- Task statement -
Write out every record in full, exactly as written, please.

(Extracted data entries)
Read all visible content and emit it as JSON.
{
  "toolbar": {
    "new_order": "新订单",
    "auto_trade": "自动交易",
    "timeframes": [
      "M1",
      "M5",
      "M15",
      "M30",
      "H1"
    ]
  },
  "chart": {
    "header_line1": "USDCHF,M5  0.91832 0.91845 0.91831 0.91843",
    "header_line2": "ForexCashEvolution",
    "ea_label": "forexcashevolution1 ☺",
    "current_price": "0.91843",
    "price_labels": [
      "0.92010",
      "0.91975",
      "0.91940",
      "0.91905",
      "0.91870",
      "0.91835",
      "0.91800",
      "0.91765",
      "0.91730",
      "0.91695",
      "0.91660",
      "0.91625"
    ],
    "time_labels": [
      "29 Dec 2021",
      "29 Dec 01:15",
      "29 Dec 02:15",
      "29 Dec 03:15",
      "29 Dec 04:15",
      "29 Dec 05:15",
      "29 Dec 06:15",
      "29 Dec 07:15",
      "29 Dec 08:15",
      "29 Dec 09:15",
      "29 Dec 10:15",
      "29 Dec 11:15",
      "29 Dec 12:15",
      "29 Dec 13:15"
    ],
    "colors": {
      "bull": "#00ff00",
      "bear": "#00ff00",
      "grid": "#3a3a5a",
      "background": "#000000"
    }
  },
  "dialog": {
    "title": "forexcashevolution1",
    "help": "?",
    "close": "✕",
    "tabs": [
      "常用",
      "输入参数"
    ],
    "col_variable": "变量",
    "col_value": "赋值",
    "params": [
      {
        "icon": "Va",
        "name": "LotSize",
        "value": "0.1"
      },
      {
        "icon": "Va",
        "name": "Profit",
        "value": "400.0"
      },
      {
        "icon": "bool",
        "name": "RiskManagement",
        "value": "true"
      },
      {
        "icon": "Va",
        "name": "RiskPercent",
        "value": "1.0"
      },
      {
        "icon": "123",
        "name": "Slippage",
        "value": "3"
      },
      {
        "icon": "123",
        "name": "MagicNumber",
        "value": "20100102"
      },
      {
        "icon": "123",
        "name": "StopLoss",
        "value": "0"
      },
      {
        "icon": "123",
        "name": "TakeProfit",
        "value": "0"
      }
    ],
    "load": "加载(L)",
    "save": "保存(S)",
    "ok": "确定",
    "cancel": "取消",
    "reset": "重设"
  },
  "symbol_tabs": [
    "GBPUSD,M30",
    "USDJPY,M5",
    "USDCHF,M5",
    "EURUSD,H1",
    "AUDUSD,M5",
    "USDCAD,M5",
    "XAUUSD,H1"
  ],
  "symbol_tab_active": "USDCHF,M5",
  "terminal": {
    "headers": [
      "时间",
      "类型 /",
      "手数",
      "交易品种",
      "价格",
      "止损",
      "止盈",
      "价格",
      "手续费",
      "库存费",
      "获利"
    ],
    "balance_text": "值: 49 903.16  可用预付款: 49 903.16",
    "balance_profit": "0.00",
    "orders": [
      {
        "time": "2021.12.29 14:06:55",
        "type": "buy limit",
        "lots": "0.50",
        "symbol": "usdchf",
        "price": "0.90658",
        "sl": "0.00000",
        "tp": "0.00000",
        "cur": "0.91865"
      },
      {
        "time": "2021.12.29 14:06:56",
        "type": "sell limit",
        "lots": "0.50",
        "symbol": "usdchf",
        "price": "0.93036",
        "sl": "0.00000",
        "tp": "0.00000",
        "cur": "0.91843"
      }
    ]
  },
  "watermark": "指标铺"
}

- Response to the task -
Read all visible content and emit it as JSON.
{
  "toolbar": {
    "new_order": "新订单",
    "auto_trade": "自动交易",
    "timeframes": [
      "M1",
      "M5",
      "M15",
      "M30",
      "H1"
    ]
  },
  "chart": {
    "header_line1": "USDCHF,M5  0.91832 0.91845 0.91831 0.91843",
    "header_line2": "ForexCashEvolution",
    "ea_label": "forexcashevolution1 ☺",
    "current_price": "0.91843",
    "price_labels": [
      "0.92010",
      "0.91975",
      "0.91940",
      "0.91905",
      "0.91870",
      "0.91835",
      "0.91800",
      "0.91765",
      "0.91730",
      "0.91695",
      "0.91660",
      "0.91625"
    ],
    "time_labels": [
      "29 Dec 2021",
      "29 Dec 01:15",
      "29 Dec 02:15",
      "29 Dec 03:15",
      "29 Dec 04:15",
      "29 Dec 05:15",
      "29 Dec 06:15",
      "29 Dec 07:15",
      "29 Dec 08:15",
      "29 Dec 09:15",
      "29 Dec 10:15",
      "29 Dec 11:15",
      "29 Dec 12:15",
      "29 Dec 13:15"
    ],
    "colors": {
      "bull": "#00ff00",
      "bear": "#00ff00",
      "grid": "#3a3a5a",
      "background": "#000000"
    }
  },
  "dialog": {
    "title": "forexcashevolution1",
    "help": "?",
    "close": "✕",
    "tabs": [
      "常用",
      "输入参数"
    ],
    "col_variable": "变量",
    "col_value": "赋值",
    "params": [
      {
        "icon": "Va",
        "name": "LotSize",
        "value": "0.1"
      },
      {
        "icon": "Va",
        "name": "Profit",
        "value": "400.0"
      },
      {
        "icon": "bool",
        "name": "RiskManagement",
        "value": "true"
      },
      {
        "icon": "Va",
        "name": "RiskPercent",
        "value": "1.0"
      },
      {
        "icon": "123",
        "name": "Slippage",
        "value": "3"
      },
      {
        "icon": "123",
        "name": "MagicNumber",
        "value": "20100102"
      },
      {
        "icon": "123",
        "name": "StopLoss",
        "value": "0"
      },
      {
        "icon": "123",
        "name": "TakeProfit",
        "value": "0"
      }
    ],
    "load": "加载(L)",
    "save": "保存(S)",
    "ok": "确定",
    "cancel": "取消",
    "reset": "重设"
  },
  "symbol_tabs": [
    "GBPUSD,M30",
    "USDJPY,M5",
    "USDCHF,M5",
    "EURUSD,H1",
    "AUDUSD,M5",
    "USDCAD,M5",
    "XAUUSD,H1"
  ],
  "symbol_tab_active": "USDCHF,M5",
  "terminal": {
    "headers": [
      "时间",
      "类型 /",
      "手数",
      "交易品种",
      "价格",
      "止损",
      "止盈",
      "价格",
      "手续费",
      "库存费",
      "获利"
    ],
    "balance_text": "值: 49 903.16  可用预付款: 49 903.16",
    "balance_profit": "0.00",
    "orders": [
      {
        "time": "2021.12.29 14:06:55",
        "type": "buy limit",
        "lots": "0.50",
        "symbol": "usdchf",
        "price": "0.90658",
        "sl": "0.00000",
        "tp": "0.00000",
        "cur": "0.91865"
      },
      {
        "time": "2021.12.29 14:06:56",
        "type": "sell limit",
        "lots": "0.50",
        "symbol": "usdchf",
        "price": "0.93036",
        "sl": "0.00000",
        "tp": "0.00000",
        "cur": "0.91843"
      }
    ]
  },
  "watermark": "指标铺"
}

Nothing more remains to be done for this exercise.